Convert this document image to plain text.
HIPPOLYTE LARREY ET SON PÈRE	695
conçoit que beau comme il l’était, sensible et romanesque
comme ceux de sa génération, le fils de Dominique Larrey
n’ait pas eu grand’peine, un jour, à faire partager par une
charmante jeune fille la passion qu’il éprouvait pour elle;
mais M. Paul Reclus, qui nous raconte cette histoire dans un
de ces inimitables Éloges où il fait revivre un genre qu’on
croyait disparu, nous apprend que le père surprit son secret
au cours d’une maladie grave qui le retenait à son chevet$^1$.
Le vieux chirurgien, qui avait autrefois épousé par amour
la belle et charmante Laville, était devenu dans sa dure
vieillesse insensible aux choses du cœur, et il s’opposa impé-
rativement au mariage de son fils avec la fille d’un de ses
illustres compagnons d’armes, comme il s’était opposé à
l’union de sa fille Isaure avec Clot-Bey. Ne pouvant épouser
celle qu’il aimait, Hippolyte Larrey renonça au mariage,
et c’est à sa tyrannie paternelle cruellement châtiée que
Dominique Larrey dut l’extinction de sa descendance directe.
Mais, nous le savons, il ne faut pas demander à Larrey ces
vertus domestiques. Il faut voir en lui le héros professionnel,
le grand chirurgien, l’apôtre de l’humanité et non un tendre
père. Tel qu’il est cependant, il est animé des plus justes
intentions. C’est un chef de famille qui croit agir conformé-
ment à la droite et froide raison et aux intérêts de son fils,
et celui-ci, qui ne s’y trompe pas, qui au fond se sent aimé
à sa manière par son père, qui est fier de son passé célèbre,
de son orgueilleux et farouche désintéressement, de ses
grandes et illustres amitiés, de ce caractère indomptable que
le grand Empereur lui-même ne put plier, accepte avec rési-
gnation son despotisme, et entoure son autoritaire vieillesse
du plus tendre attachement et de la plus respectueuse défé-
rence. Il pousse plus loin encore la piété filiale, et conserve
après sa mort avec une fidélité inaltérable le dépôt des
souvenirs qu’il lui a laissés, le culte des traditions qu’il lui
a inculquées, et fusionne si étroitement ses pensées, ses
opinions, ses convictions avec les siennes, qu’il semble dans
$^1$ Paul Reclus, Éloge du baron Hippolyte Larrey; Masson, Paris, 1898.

## [WHAT IS NEEDED]
Scan the lines for the string "chirurgien". Copy out each line that matches.

## [CORRECT OUTPUT]
Le vieux chirurgien, qui avait autrefois épousé par amour
le grand chirurgien, l’apôtre de l’humanité et non un tendre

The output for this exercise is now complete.